What you have to do –
Collect all the lines that mention the word "colors".

Records –
---
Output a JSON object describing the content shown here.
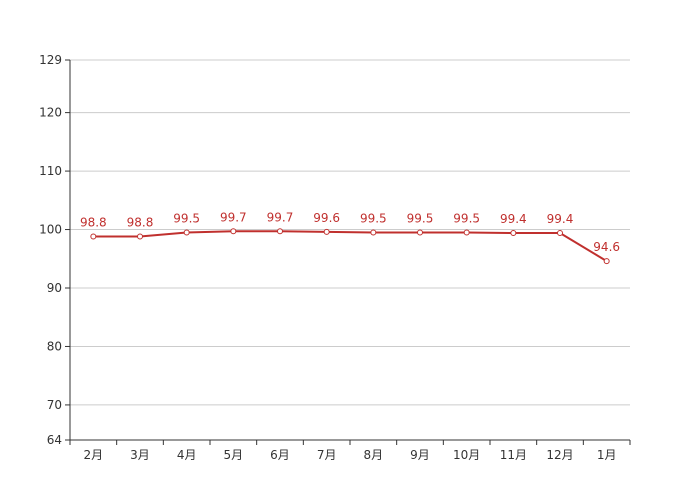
{
  "chart_data": {
    "type": "line",
    "title": "",
    "xlabel": "",
    "ylabel": "",
    "categories": [
      "2月",
      "3月",
      "4月",
      "5月",
      "6月",
      "7月",
      "8月",
      "9月",
      "10月",
      "11月",
      "12月",
      "1月"
    ],
    "series": [
      {
        "values": [
          98.8,
          98.8,
          99.5,
          99.7,
          99.7,
          99.6,
          99.5,
          99.5,
          99.5,
          99.4,
          99.4,
          94.6
        ],
        "labels": [
          "98.8",
          "98.8",
          "99.5",
          "99.7",
          "99.7",
          "99.6",
          "99.5",
          "99.5",
          "99.5",
          "99.4",
          "99.4",
          "94.6"
        ],
        "color": "#c0302e"
      }
    ],
    "ylim": [
      64,
      129
    ],
    "yticks": [
      64,
      70,
      80,
      90,
      100,
      110,
      120,
      129
    ],
    "ytick_labels": [
      "64",
      "70",
      "80",
      "90",
      "100",
      "110",
      "120",
      "129"
    ],
    "grid": true,
    "legend": "none"
  },
  "colors": {
    "line": "#c0302e",
    "grid": "#cccccc",
    "axis": "#333333"
  }
}
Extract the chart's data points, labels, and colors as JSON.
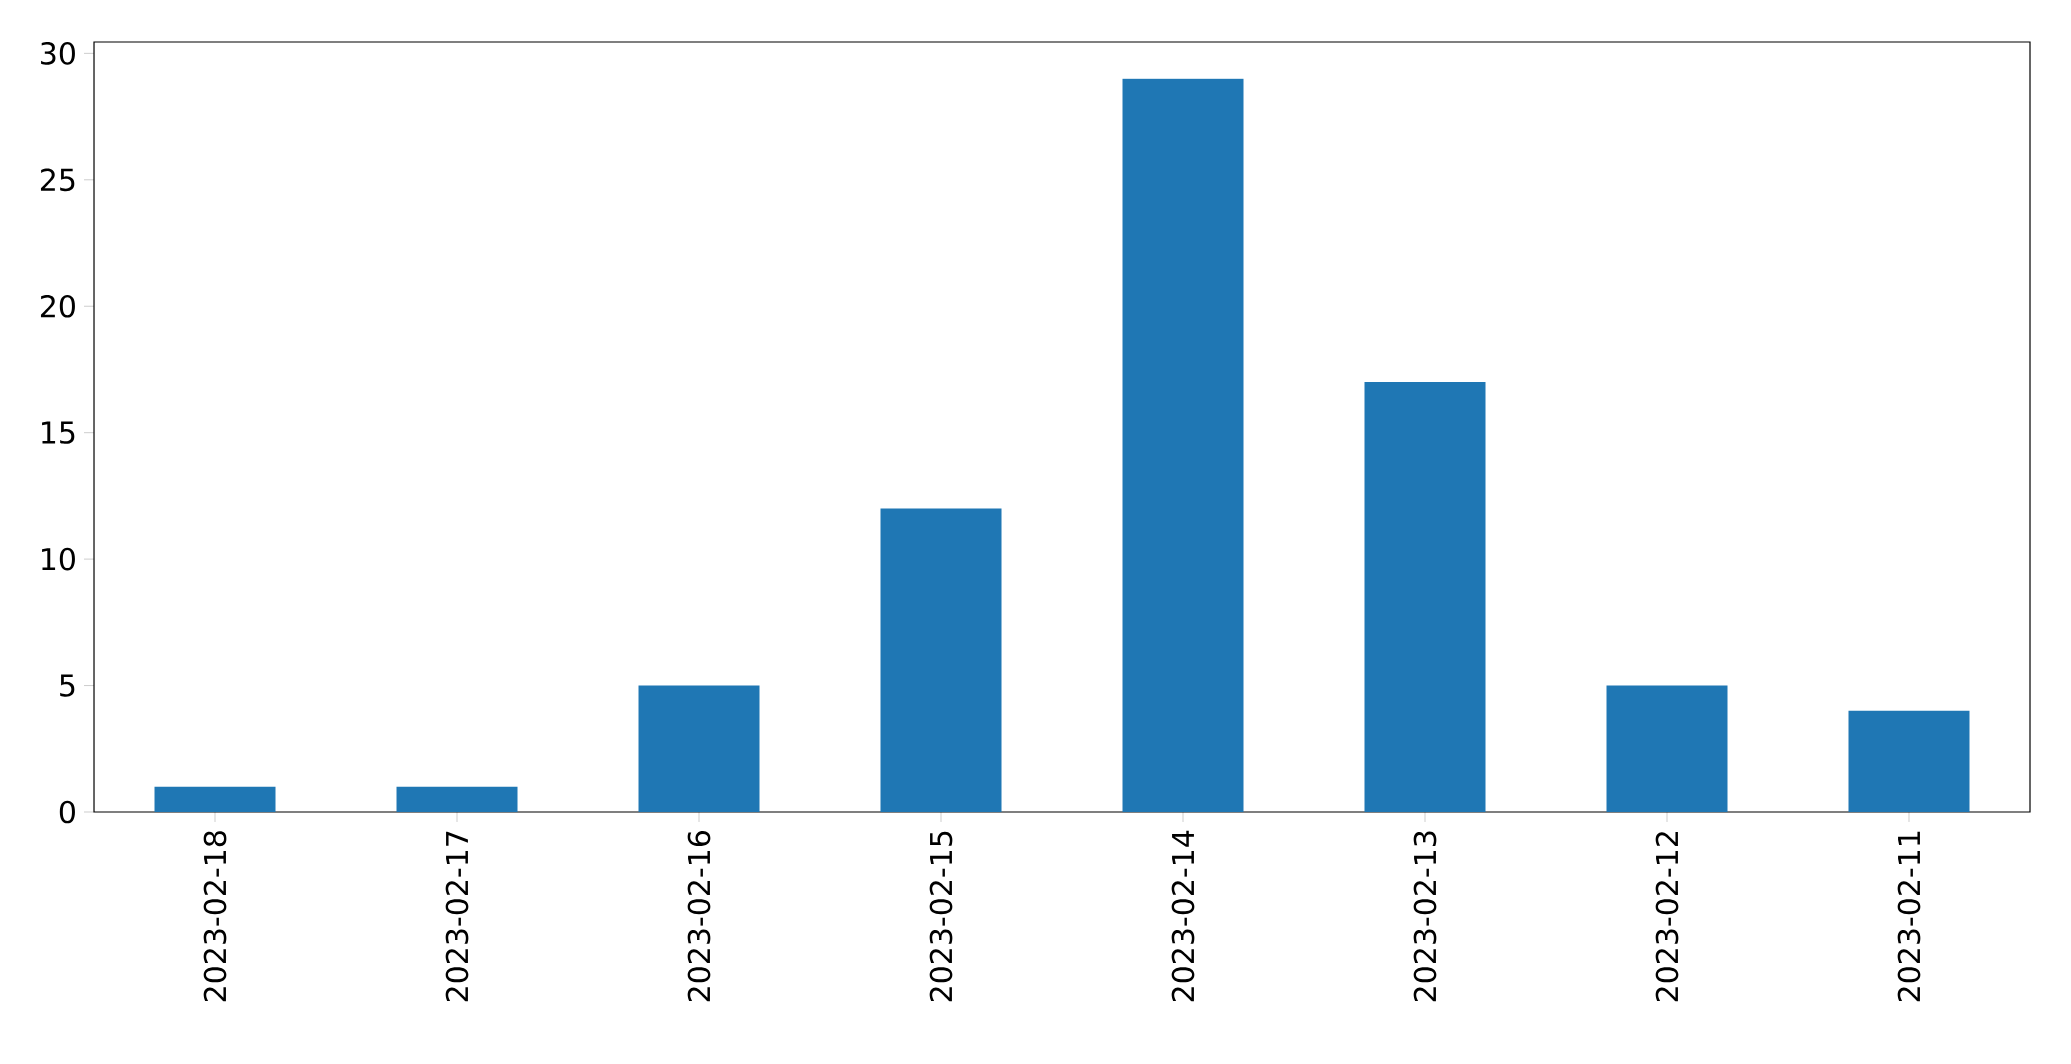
{
  "chart_data": {
    "type": "bar",
    "categories": [
      "2023-02-18",
      "2023-02-17",
      "2023-02-16",
      "2023-02-15",
      "2023-02-14",
      "2023-02-13",
      "2023-02-12",
      "2023-02-11"
    ],
    "values": [
      1,
      1,
      5,
      12,
      29,
      17,
      5,
      4
    ],
    "color": "#1f77b4",
    "ylim": [
      0,
      30.45
    ],
    "yticks": [
      0,
      5,
      10,
      15,
      20,
      25,
      30
    ]
  }
}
---
Expected answer –
  "colors": {
Extract the chart's data points, labels, and colors as JSON.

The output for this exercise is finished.